[Collection entries]

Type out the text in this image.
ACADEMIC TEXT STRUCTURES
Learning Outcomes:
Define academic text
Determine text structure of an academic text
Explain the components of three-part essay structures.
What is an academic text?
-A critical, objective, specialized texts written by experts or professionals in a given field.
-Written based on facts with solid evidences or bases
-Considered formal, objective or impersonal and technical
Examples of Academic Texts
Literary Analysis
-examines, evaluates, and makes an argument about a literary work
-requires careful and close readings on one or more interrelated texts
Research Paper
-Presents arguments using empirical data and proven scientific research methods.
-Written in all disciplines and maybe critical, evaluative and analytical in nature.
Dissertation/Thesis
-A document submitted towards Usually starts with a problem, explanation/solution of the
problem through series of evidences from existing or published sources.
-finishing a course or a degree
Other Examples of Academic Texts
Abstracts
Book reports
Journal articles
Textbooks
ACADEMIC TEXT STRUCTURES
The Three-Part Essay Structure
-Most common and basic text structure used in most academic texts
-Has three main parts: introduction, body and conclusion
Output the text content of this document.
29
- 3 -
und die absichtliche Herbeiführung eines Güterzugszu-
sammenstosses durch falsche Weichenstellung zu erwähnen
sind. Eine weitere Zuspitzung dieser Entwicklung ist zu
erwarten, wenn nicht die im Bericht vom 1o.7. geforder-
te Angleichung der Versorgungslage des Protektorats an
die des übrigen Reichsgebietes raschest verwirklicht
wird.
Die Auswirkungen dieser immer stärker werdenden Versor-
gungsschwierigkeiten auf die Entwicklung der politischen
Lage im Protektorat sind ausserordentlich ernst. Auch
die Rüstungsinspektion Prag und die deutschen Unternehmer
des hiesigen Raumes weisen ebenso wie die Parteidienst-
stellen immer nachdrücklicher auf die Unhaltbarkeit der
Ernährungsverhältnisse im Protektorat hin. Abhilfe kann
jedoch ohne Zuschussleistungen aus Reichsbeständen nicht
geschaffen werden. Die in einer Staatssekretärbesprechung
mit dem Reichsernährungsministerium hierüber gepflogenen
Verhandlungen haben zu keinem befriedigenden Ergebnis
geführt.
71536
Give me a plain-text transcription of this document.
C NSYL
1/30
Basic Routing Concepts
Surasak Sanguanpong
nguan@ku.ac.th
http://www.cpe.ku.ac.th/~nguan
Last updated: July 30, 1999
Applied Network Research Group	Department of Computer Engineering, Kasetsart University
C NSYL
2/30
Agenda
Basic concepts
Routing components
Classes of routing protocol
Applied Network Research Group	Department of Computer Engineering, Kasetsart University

What is needed:
Extract all of the material exactly as it is written.

Exercise answer:
Type out the text in this image.
ACADEMIC TEXT STRUCTURES
Learning Outcomes:
Define academic text
Determine text structure of an academic text
Explain the components of three-part essay structures.
What is an academic text?
-A critical, objective, specialized texts written by experts or professionals in a given field.
-Written based on facts with solid evidences or bases
-Considered formal, objective or impersonal and technical
Examples of Academic Texts
Literary Analysis
-examines, evaluates, and makes an argument about a literary work
-requires careful and close readings on one or more interrelated texts
Research Paper
-Presents arguments using empirical data and proven scientific research methods.
-Written in all disciplines and maybe critical, evaluative and analytical in nature.
Dissertation/Thesis
-A document submitted towards Usually starts with a problem, explanation/solution of the
problem through series of evidences from existing or published sources.
-finishing a course or a degree
Other Examples of Academic Texts
Abstracts
Book reports
Journal articles
Textbooks
ACADEMIC TEXT STRUCTURES
The Three-Part Essay Structure
-Most common and basic text structure used in most academic texts
-Has three main parts: introduction, body and conclusion
Output the text content of this document.
29
- 3 -
und die absichtliche Herbeiführung eines Güterzugszu-
sammenstosses durch falsche Weichenstellung zu erwähnen
sind. Eine weitere Zuspitzung dieser Entwicklung ist zu
erwarten, wenn nicht die im Bericht vom 1o.7. geforder-
te Angleichung der Versorgungslage des Protektorats an
die des übrigen Reichsgebietes raschest verwirklicht
wird.
Die Auswirkungen dieser immer stärker werdenden Versor-
gungsschwierigkeiten auf die Entwicklung der politischen
Lage im Protektorat sind ausserordentlich ernst. Auch
die Rüstungsinspektion Prag und die deutschen Unternehmer
des hiesigen Raumes weisen ebenso wie die Parteidienst-
stellen immer nachdrücklicher auf die Unhaltbarkeit der
Ernährungsverhältnisse im Protektorat hin. Abhilfe kann
jedoch ohne Zuschussleistungen aus Reichsbeständen nicht
geschaffen werden. Die in einer Staatssekretärbesprechung
mit dem Reichsernährungsministerium hierüber gepflogenen
Verhandlungen haben zu keinem befriedigenden Ergebnis
geführt.
71536
Give me a plain-text transcription of this document.
C NSYL
1/30
Basic Routing Concepts
Surasak Sanguanpong
nguan@ku.ac.th
http://www.cpe.ku.ac.th/~nguan
Last updated: July 30, 1999
Applied Network Research Group	Department of Computer Engineering, Kasetsart University
C NSYL
2/30
Agenda
Basic concepts
Routing components
Classes of routing protocol
Applied Network Research Group	Department of Computer Engineering, Kasetsart University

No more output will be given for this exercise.